» **Exercise aim**:
Repeat every record below exactly as written.

» **Record set**:
▬▬▬
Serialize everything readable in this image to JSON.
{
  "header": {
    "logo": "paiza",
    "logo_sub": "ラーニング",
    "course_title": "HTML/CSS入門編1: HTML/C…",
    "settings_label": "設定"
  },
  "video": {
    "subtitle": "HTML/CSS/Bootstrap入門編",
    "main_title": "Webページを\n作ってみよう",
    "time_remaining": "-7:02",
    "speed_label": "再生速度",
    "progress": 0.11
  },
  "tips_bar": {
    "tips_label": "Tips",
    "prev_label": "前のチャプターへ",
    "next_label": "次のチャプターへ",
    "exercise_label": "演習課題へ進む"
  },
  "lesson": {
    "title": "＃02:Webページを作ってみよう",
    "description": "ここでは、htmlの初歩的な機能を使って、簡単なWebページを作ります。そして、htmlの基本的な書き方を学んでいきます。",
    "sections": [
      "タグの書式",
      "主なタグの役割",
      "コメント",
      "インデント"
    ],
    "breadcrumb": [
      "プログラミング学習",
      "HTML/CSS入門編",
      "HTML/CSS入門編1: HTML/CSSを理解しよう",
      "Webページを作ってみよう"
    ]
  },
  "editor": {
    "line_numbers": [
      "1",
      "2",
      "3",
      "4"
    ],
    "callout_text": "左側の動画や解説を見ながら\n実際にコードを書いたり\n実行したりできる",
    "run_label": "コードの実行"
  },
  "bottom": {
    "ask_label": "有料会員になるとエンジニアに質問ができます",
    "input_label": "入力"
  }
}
▬▬▬
» **Exercise response**:
Serialize everything readable in this image to JSON.
{
  "header": {
    "logo": "paiza",
    "logo_sub": "ラーニング",
    "course_title": "HTML/CSS入門編1: HTML/C…",
    "settings_label": "設定"
  },
  "video": {
    "subtitle": "HTML/CSS/Bootstrap入門編",
    "main_title": "Webページを\n作ってみよう",
    "time_remaining": "-7:02",
    "speed_label": "再生速度",
    "progress": 0.11
  },
  "tips_bar": {
    "tips_label": "Tips",
    "prev_label": "前のチャプターへ",
    "next_label": "次のチャプターへ",
    "exercise_label": "演習課題へ進む"
  },
  "lesson": {
    "title": "＃02:Webページを作ってみよう",
    "description": "ここでは、htmlの初歩的な機能を使って、簡単なWebページを作ります。そして、htmlの基本的な書き方を学んでいきます。",
    "sections": [
      "タグの書式",
      "主なタグの役割",
      "コメント",
      "インデント"
    ],
    "breadcrumb": [
      "プログラミング学習",
      "HTML/CSS入門編",
      "HTML/CSS入門編1: HTML/CSSを理解しよう",
      "Webページを作ってみよう"
    ]
  },
  "editor": {
    "line_numbers": [
      "1",
      "2",
      "3",
      "4"
    ],
    "callout_text": "左側の動画や解説を見ながら\n実際にコードを書いたり\n実行したりできる",
    "run_label": "コードの実行"
  },
  "bottom": {
    "ask_label": "有料会員になるとエンジニアに質問ができます",
    "input_label": "入力"
  }
}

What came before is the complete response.